### THE REQUEST
Without changing a character, return the entries, but not the images they hold.

### RECORDED DATA
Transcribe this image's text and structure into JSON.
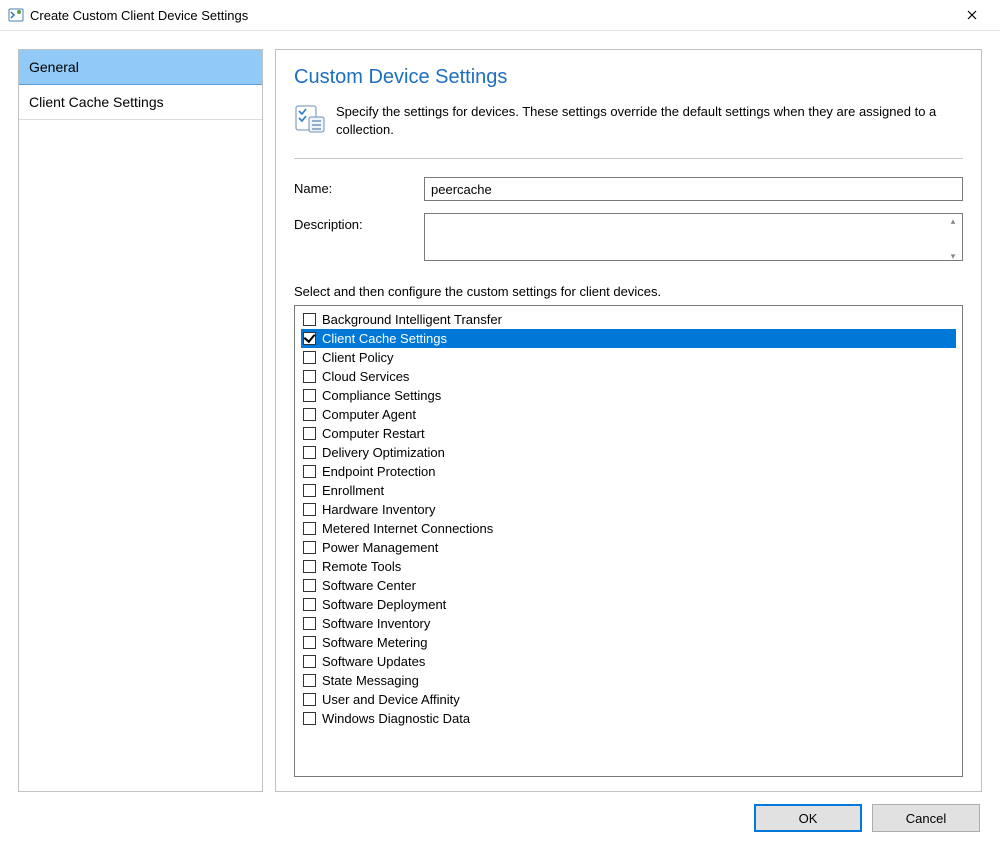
{
  "window": {
    "title": "Create Custom Client Device Settings"
  },
  "sidebar": {
    "items": [
      {
        "label": "General",
        "selected": true
      },
      {
        "label": "Client Cache Settings",
        "selected": false
      }
    ]
  },
  "main": {
    "heading": "Custom Device Settings",
    "intro": "Specify the settings for devices. These settings override the default settings when they are assigned to a collection.",
    "name_label": "Name:",
    "name_value": "peercache",
    "description_label": "Description:",
    "description_value": "",
    "instruction": "Select and then configure the custom settings for client devices.",
    "settings": [
      {
        "label": "Background Intelligent Transfer",
        "checked": false,
        "selected": false
      },
      {
        "label": "Client Cache Settings",
        "checked": true,
        "selected": true
      },
      {
        "label": "Client Policy",
        "checked": false,
        "selected": false
      },
      {
        "label": "Cloud Services",
        "checked": false,
        "selected": false
      },
      {
        "label": "Compliance Settings",
        "checked": false,
        "selected": false
      },
      {
        "label": "Computer Agent",
        "checked": false,
        "selected": false
      },
      {
        "label": "Computer Restart",
        "checked": false,
        "selected": false
      },
      {
        "label": "Delivery Optimization",
        "checked": false,
        "selected": false
      },
      {
        "label": "Endpoint Protection",
        "checked": false,
        "selected": false
      },
      {
        "label": "Enrollment",
        "checked": false,
        "selected": false
      },
      {
        "label": "Hardware Inventory",
        "checked": false,
        "selected": false
      },
      {
        "label": "Metered Internet Connections",
        "checked": false,
        "selected": false
      },
      {
        "label": "Power Management",
        "checked": false,
        "selected": false
      },
      {
        "label": "Remote Tools",
        "checked": false,
        "selected": false
      },
      {
        "label": "Software Center",
        "checked": false,
        "selected": false
      },
      {
        "label": "Software Deployment",
        "checked": false,
        "selected": false
      },
      {
        "label": "Software Inventory",
        "checked": false,
        "selected": false
      },
      {
        "label": "Software Metering",
        "checked": false,
        "selected": false
      },
      {
        "label": "Software Updates",
        "checked": false,
        "selected": false
      },
      {
        "label": "State Messaging",
        "checked": false,
        "selected": false
      },
      {
        "label": "User and Device Affinity",
        "checked": false,
        "selected": false
      },
      {
        "label": "Windows Diagnostic Data",
        "checked": false,
        "selected": false
      }
    ]
  },
  "buttons": {
    "ok": "OK",
    "cancel": "Cancel"
  }
}
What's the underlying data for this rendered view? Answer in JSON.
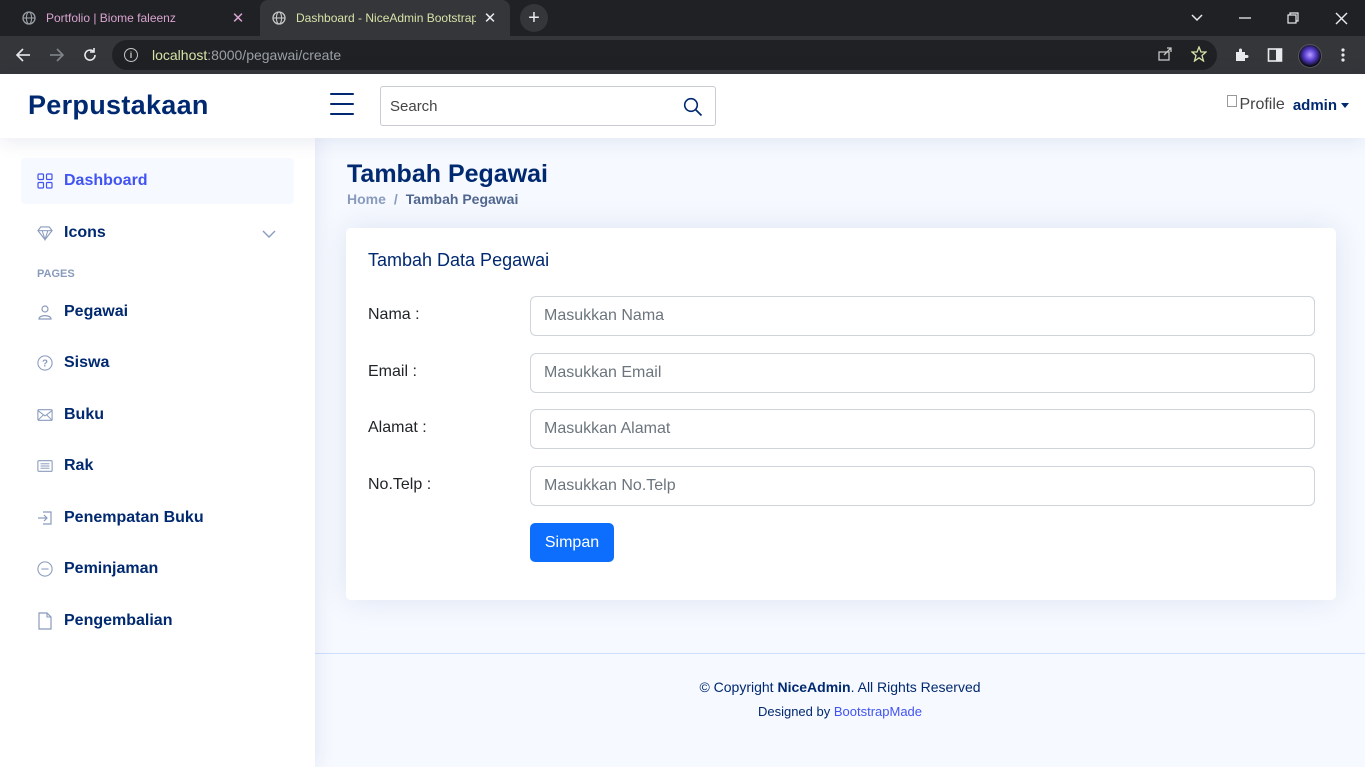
{
  "browser": {
    "tabs": [
      {
        "title": "Portfolio | Biome faleenz",
        "active": false
      },
      {
        "title": "Dashboard - NiceAdmin Bootstrap T",
        "active": true
      }
    ],
    "url_host": "localhost",
    "url_path": ":8000/pegawai/create"
  },
  "header": {
    "brand": "Perpustakaan",
    "search_placeholder": "Search",
    "profile_img_alt": "Profile",
    "profile_name": "admin"
  },
  "sidebar": {
    "items": [
      {
        "label": "Dashboard",
        "icon": "grid-icon",
        "active": true
      },
      {
        "label": "Icons",
        "icon": "gem-icon",
        "active": false
      }
    ],
    "heading": "PAGES",
    "pages": [
      {
        "label": "Pegawai",
        "icon": "person-icon"
      },
      {
        "label": "Siswa",
        "icon": "question-circle-icon"
      },
      {
        "label": "Buku",
        "icon": "envelope-icon"
      },
      {
        "label": "Rak",
        "icon": "card-list-icon"
      },
      {
        "label": "Penempatan Buku",
        "icon": "box-arrow-in-right-icon"
      },
      {
        "label": "Peminjaman",
        "icon": "dash-circle-icon"
      },
      {
        "label": "Pengembalian",
        "icon": "file-icon"
      }
    ]
  },
  "page": {
    "title": "Tambah Pegawai",
    "breadcrumb": {
      "home": "Home",
      "current": "Tambah Pegawai"
    }
  },
  "form": {
    "card_title": "Tambah Data Pegawai",
    "fields": [
      {
        "label": "Nama :",
        "placeholder": "Masukkan Nama",
        "value": ""
      },
      {
        "label": "Email :",
        "placeholder": "Masukkan Email",
        "value": ""
      },
      {
        "label": "Alamat :",
        "placeholder": "Masukkan Alamat",
        "value": ""
      },
      {
        "label": "No.Telp :",
        "placeholder": "Masukkan No.Telp",
        "value": ""
      }
    ],
    "submit_label": "Simpan"
  },
  "footer": {
    "copyright_prefix": "© Copyright ",
    "copyright_brand": "NiceAdmin",
    "copyright_suffix": ". All Rights Reserved",
    "designed_by": "Designed by ",
    "designer": "BootstrapMade"
  },
  "colors": {
    "primary": "#4154f1",
    "navy": "#012970",
    "button": "#0d6efd",
    "background": "#f6f9ff"
  }
}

### WRITTEN SOLUTION
Transcribe this image's text and structure into JSON.
{
  "window": {
    "title": "Create Custom Client Device Settings"
  },
  "sidebar": {
    "items": [
      {
        "label": "General",
        "selected": true
      },
      {
        "label": "Client Cache Settings",
        "selected": false
      }
    ]
  },
  "main": {
    "heading": "Custom Device Settings",
    "intro": "Specify the settings for devices. These settings override the default settings when they are assigned to a collection.",
    "name_label": "Name:",
    "name_value": "peercache",
    "description_label": "Description:",
    "description_value": "",
    "instruction": "Select and then configure the custom settings for client devices.",
    "settings": [
      {
        "label": "Background Intelligent Transfer",
        "checked": false,
        "selected": false
      },
      {
        "label": "Client Cache Settings",
        "checked": true,
        "selected": true
      },
      {
        "label": "Client Policy",
        "checked": false,
        "selected": false
      },
      {
        "label": "Cloud Services",
        "checked": false,
        "selected": false
      },
      {
        "label": "Compliance Settings",
        "checked": false,
        "selected": false
      },
      {
        "label": "Computer Agent",
        "checked": false,
        "selected": false
      },
      {
        "label": "Computer Restart",
        "checked": false,
        "selected": false
      },
      {
        "label": "Delivery Optimization",
        "checked": false,
        "selected": false
      },
      {
        "label": "Endpoint Protection",
        "checked": false,
        "selected": false
      },
      {
        "label": "Enrollment",
        "checked": false,
        "selected": false
      },
      {
        "label": "Hardware Inventory",
        "checked": false,
        "selected": false
      },
      {
        "label": "Metered Internet Connections",
        "checked": false,
        "selected": false
      },
      {
        "label": "Power Management",
        "checked": false,
        "selected": false
      },
      {
        "label": "Remote Tools",
        "checked": false,
        "selected": false
      },
      {
        "label": "Software Center",
        "checked": false,
        "selected": false
      },
      {
        "label": "Software Deployment",
        "checked": false,
        "selected": false
      },
      {
        "label": "Software Inventory",
        "checked": false,
        "selected": false
      },
      {
        "label": "Software Metering",
        "checked": false,
        "selected": false
      },
      {
        "label": "Software Updates",
        "checked": false,
        "selected": false
      },
      {
        "label": "State Messaging",
        "checked": false,
        "selected": false
      },
      {
        "label": "User and Device Affinity",
        "checked": false,
        "selected": false
      },
      {
        "label": "Windows Diagnostic Data",
        "checked": false,
        "selected": false
      }
    ]
  },
  "buttons": {
    "ok": "OK",
    "cancel": "Cancel"
  }
}
What's the underlying data for this rendered view? Answer in JSON.
{
  "browser": {
    "tabs": [
      {
        "title": "Portfolio | Biome faleenz",
        "active": false
      },
      {
        "title": "Dashboard - NiceAdmin Bootstrap T",
        "active": true
      }
    ],
    "url_host": "localhost",
    "url_path": ":8000/pegawai/create"
  },
  "header": {
    "brand": "Perpustakaan",
    "search_placeholder": "Search",
    "profile_img_alt": "Profile",
    "profile_name": "admin"
  },
  "sidebar": {
    "items": [
      {
        "label": "Dashboard",
        "icon": "grid-icon",
        "active": true
      },
      {
        "label": "Icons",
        "icon": "gem-icon",
        "active": false
      }
    ],
    "heading": "PAGES",
    "pages": [
      {
        "label": "Pegawai",
        "icon": "person-icon"
      },
      {
        "label": "Siswa",
        "icon": "question-circle-icon"
      },
      {
        "label": "Buku",
        "icon": "envelope-icon"
      },
      {
        "label": "Rak",
        "icon": "card-list-icon"
      },
      {
        "label": "Penempatan Buku",
        "icon": "box-arrow-in-right-icon"
      },
      {
        "label": "Peminjaman",
        "icon": "dash-circle-icon"
      },
      {
        "label": "Pengembalian",
        "icon": "file-icon"
      }
    ]
  },
  "page": {
    "title": "Tambah Pegawai",
    "breadcrumb": {
      "home": "Home",
      "current": "Tambah Pegawai"
    }
  },
  "form": {
    "card_title": "Tambah Data Pegawai",
    "fields": [
      {
        "label": "Nama :",
        "placeholder": "Masukkan Nama",
        "value": ""
      },
      {
        "label": "Email :",
        "placeholder": "Masukkan Email",
        "value": ""
      },
      {
        "label": "Alamat :",
        "placeholder": "Masukkan Alamat",
        "value": ""
      },
      {
        "label": "No.Telp :",
        "placeholder": "Masukkan No.Telp",
        "value": ""
      }
    ],
    "submit_label": "Simpan"
  },
  "footer": {
    "copyright_prefix": "© Copyright ",
    "copyright_brand": "NiceAdmin",
    "copyright_suffix": ". All Rights Reserved",
    "designed_by": "Designed by ",
    "designer": "BootstrapMade"
  },
  "colors": {
    "primary": "#4154f1",
    "navy": "#012970",
    "button": "#0d6efd",
    "background": "#f6f9ff"
  }
}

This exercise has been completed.